New Tax Decision Reinforces Good Law for Workers in Ohio, Michigan, Kentucky & Tennessee Courts

A recent decision on the taxability of damage awards highlights the significant differences in taxes paid by workers who successfully sue their employers, based upon little more than where they live. In Banks v. CIR, the 6th Circuit Court of Appeals held that workers do not have to pay taxes on the amount of the worker’s settlement which goes to his or her attorney. In doing so, the 6th Circuit strongly rejected the notion that the specific language of a state’s attorneys’ lien law makes a significant difference when it comes to assessing taxation, contrary to the logic followed by several other circuits who look closely at lien law language when assessing taxes on some awards but not others.

John W. Banks II worked for the California Department of Education (“CDOE”) as an educational consultant from 1972 to 1986, when he was fired. After his termination, he filed an employment discrimination against the CDOE and some of its employees. This case proceeded to trial in 1989 before a judge, as this case was brought before the 1991 Civil Rights Act was passed, giving plaintiffs a right to a jury trial. Although plaintiff’s original complaint had included a claim for emotional distress under California state law, those claims were dismissed before trial. During the trial, the judge urged the parties to pursue settlement talks, and reached a settlement. Although plaintiff had requested $850,000 during settlement discussions, he ultimately agreed to the amount of $464,000, based at least in part on the parties’ agreement to characterize the settlement as a non-taxable settlement for emotional distress (although even then, the parties and attorneys were unsure whether this strategy would ultimately succeed.) The parties settled for $464,000, with $150,000 of that amount going to plaintiff’s attorney under a contingency fee arrangement, and plaintiff did not declare any of the settlement as taxable income.

Fast forward several years later, after plaintiff had presumably moved to a state within the 6th Circuit (Ohio, Michigan, Kentucky or Tennessee). (The opinion does not state how this happened, but it was certainly a fortuitous move as far as his tax situation is concerned.) In 1997, the IRS assessed a deficiency for the money plaintiff received in tax year 1990, claiming that Banks should have paid taxes on a portion of the settlement proceeds and that he now owed $101,168.00 in back taxes. Banks appealed this decision to the Tax Court and lost. His next stop in appealing his tax deficiency was the 6th Circuit Court of Appeals.

◆ Given information:
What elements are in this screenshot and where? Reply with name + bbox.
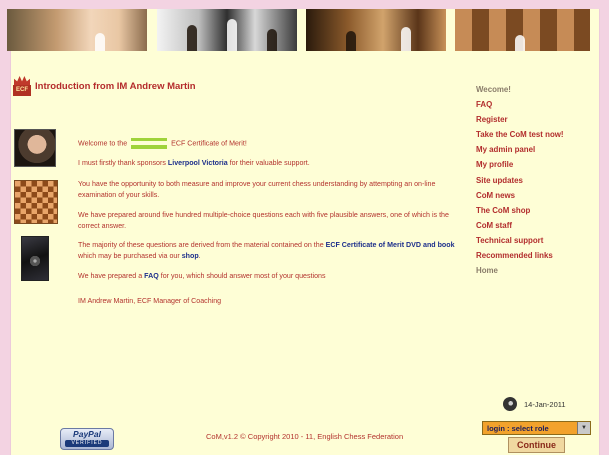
welcome-paragraph: Welcome to the ECF Certificate of Merit!	[78, 138, 247, 149]
banner-image-child	[7, 9, 147, 51]
chess-piece-icon	[227, 19, 237, 51]
chess-piece-icon	[401, 27, 411, 51]
faq-paragraph: We have prepared a FAQ for you, which sh…	[78, 272, 326, 280]
chessboard-image	[14, 180, 58, 224]
sidebar-item-home[interactable]: Home	[476, 263, 596, 278]
faq-link[interactable]: FAQ	[144, 272, 159, 280]
dvd-book-link[interactable]: ECF Certificate of Merit DVD and book	[326, 241, 455, 249]
sidebar-item-register[interactable]: Register	[476, 112, 596, 127]
shop-link[interactable]: shop	[182, 252, 199, 260]
questions-paragraph: We have prepared around five hundred mul…	[78, 211, 449, 230]
copyright-text: CoM,v1.2 © Copyright 2010 - 11, English …	[206, 432, 404, 441]
sidebar-item-welcome[interactable]: Wecome!	[476, 82, 596, 97]
sponsor-paragraph: I must firstly thank sponsors Liverpool …	[78, 159, 310, 167]
current-date: 14-Jan-2011	[524, 399, 566, 409]
role-select[interactable]: login : select role ▼	[482, 421, 591, 435]
chess-piece-icon	[267, 29, 277, 51]
sidebar-item-faq[interactable]: FAQ	[476, 97, 596, 112]
chess-piece-icon	[95, 33, 105, 51]
banner-image-wooden-pieces	[306, 9, 446, 51]
sidebar-item-recommended-links[interactable]: Recommended links	[476, 248, 596, 263]
chevron-down-icon[interactable]: ▼	[577, 422, 590, 434]
sidebar-nav: Wecome! FAQ Register Take the CoM test n…	[476, 82, 596, 278]
dvd-cover-image	[21, 236, 49, 281]
clock-icon	[503, 397, 517, 411]
sidebar-item-site-updates[interactable]: Site updates	[476, 173, 596, 188]
sidebar-item-my-profile[interactable]: My profile	[476, 157, 596, 172]
sidebar-item-com-news[interactable]: CoM news	[476, 188, 596, 203]
banner-image-board	[455, 9, 590, 51]
sidebar-item-com-shop[interactable]: The CoM shop	[476, 203, 596, 218]
sidebar-item-com-staff[interactable]: CoM staff	[476, 218, 596, 233]
chess-piece-icon	[187, 25, 197, 51]
sidebar-item-take-test[interactable]: Take the CoM test now!	[476, 127, 596, 142]
signature: IM Andrew Martin, ECF Manager of Coachin…	[78, 297, 222, 305]
page-title: Introduction from IM Andrew Martin	[35, 80, 196, 92]
banner-image-pieces	[157, 9, 297, 51]
sidebar-item-technical-support[interactable]: Technical support	[476, 233, 596, 248]
page-heading: ECF Introduction from IM Andrew Martin	[13, 76, 196, 96]
paypal-verified-badge[interactable]: PayPal VERIFIED	[60, 428, 114, 450]
chess-piece-icon	[346, 31, 356, 51]
derived-paragraph: The majority of these questions are deri…	[78, 241, 455, 260]
chess-piece-icon	[515, 35, 525, 51]
role-select-value: login : select role	[487, 423, 549, 433]
continue-button[interactable]: Continue	[508, 437, 565, 453]
measure-paragraph: You have the opportunity to both measure…	[78, 180, 436, 199]
ecf-logo-icon: ECF	[13, 76, 31, 96]
date-display: 14-Jan-2011	[503, 397, 566, 411]
lv-logo-icon	[131, 138, 168, 149]
sidebar-item-admin-panel[interactable]: My admin panel	[476, 142, 596, 157]
liverpool-victoria-link[interactable]: Liverpool Victoria	[168, 159, 228, 167]
author-photo	[14, 129, 56, 167]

◆ Required work:
1) In the article on the Banks tax decision, how much of the $464,000 settlement went to the plaintiff's attorney?
2) Turn the paragraph of the Banks tax decision article that begins "Fast forward several years later" into a short bulleted list that keeps its main facts.

◆ The solutions:
1) $150,000, under a contingency fee arrangement.

2)
- Several years later, Banks had presumably moved to a state in the 6th Circuit (Ohio, Michigan, Kentucky or Tennessee). The opinion does not say how this happened, but the move helped his tax situation.
- In 1997, the IRS assessed a deficiency for money he received in tax year 1990. It claimed he should have paid taxes on part of the settlement and owed $101,168.00 in back taxes.
- Banks appealed to the Tax Court and lost.
- He then took his appeal to the 6th Circuit Court of Appeals.